Say how many lines contain the word "title". Only the number should be given.
start Dataset records
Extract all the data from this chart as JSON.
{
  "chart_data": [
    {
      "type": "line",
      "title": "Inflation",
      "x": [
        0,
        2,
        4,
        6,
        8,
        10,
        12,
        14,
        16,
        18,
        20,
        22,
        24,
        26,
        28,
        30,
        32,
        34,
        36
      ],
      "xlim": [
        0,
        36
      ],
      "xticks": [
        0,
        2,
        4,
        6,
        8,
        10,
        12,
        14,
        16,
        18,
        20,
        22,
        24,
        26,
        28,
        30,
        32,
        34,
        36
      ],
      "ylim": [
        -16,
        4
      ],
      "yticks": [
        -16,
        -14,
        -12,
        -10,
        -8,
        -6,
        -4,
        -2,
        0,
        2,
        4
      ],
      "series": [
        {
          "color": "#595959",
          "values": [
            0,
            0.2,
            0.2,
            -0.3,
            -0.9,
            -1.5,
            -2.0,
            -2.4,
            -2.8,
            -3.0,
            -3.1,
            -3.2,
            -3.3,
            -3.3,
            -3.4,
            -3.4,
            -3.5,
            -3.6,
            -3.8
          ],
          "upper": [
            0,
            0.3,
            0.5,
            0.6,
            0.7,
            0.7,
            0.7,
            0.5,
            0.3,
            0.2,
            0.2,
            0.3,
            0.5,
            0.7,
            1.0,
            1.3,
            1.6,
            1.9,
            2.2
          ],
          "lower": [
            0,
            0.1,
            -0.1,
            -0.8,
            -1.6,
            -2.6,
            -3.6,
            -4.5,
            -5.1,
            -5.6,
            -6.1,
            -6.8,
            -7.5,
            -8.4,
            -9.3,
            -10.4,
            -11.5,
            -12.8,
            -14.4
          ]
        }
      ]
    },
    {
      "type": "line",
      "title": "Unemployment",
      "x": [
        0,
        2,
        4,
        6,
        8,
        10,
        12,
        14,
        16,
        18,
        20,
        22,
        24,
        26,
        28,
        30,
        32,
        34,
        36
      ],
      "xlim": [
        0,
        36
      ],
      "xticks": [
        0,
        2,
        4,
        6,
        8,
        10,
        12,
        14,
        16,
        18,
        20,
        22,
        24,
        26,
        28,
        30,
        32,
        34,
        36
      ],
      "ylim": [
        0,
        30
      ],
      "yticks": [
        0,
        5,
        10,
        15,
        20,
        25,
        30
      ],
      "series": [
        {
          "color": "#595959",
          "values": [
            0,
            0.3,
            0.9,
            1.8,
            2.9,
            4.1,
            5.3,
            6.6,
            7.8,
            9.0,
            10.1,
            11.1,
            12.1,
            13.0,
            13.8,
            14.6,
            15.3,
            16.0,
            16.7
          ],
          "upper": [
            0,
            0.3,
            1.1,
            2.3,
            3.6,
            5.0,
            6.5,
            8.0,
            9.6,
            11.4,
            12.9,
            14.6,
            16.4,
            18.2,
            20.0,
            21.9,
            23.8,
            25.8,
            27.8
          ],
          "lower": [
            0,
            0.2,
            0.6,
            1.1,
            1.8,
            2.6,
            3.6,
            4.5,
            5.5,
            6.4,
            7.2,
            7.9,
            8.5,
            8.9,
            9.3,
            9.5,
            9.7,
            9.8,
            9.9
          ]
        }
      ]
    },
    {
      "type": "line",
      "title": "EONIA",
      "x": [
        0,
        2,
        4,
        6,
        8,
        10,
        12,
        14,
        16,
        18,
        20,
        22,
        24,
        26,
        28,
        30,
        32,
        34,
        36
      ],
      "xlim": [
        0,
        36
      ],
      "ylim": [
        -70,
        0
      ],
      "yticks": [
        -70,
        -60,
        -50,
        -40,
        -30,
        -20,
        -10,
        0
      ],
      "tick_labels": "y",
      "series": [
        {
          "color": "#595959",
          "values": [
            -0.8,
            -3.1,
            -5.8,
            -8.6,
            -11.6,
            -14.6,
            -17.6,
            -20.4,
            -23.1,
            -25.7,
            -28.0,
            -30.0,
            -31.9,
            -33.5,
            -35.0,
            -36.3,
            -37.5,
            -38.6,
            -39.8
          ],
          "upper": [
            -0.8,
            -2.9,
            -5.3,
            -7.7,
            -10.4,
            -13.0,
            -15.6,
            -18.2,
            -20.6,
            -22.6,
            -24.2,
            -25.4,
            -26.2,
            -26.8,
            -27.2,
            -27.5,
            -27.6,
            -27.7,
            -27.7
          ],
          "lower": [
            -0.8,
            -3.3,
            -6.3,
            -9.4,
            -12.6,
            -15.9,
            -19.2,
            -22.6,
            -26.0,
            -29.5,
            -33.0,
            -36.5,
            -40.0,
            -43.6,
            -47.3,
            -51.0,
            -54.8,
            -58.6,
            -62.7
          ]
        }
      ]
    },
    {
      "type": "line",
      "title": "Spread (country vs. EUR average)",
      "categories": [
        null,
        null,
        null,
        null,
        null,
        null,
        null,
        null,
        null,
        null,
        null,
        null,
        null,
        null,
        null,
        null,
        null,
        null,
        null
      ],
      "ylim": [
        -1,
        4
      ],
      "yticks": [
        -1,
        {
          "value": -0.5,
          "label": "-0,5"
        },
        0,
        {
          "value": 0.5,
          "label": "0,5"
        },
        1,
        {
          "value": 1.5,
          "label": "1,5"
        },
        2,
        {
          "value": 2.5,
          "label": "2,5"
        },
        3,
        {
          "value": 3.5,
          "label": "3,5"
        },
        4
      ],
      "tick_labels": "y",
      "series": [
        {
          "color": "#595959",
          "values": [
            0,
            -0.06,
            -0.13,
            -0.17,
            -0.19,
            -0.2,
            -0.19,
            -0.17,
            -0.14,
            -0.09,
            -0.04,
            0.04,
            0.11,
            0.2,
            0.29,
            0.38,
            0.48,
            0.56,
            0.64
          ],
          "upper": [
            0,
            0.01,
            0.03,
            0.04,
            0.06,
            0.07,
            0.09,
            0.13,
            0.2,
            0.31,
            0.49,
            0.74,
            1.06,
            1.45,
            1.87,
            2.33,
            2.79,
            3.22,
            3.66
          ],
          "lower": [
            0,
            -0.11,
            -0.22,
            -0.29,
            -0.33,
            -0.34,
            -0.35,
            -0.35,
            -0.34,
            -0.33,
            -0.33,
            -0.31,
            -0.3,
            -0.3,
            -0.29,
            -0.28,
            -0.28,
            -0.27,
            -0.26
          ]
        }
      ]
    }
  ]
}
end Dataset records
§ The completed task
4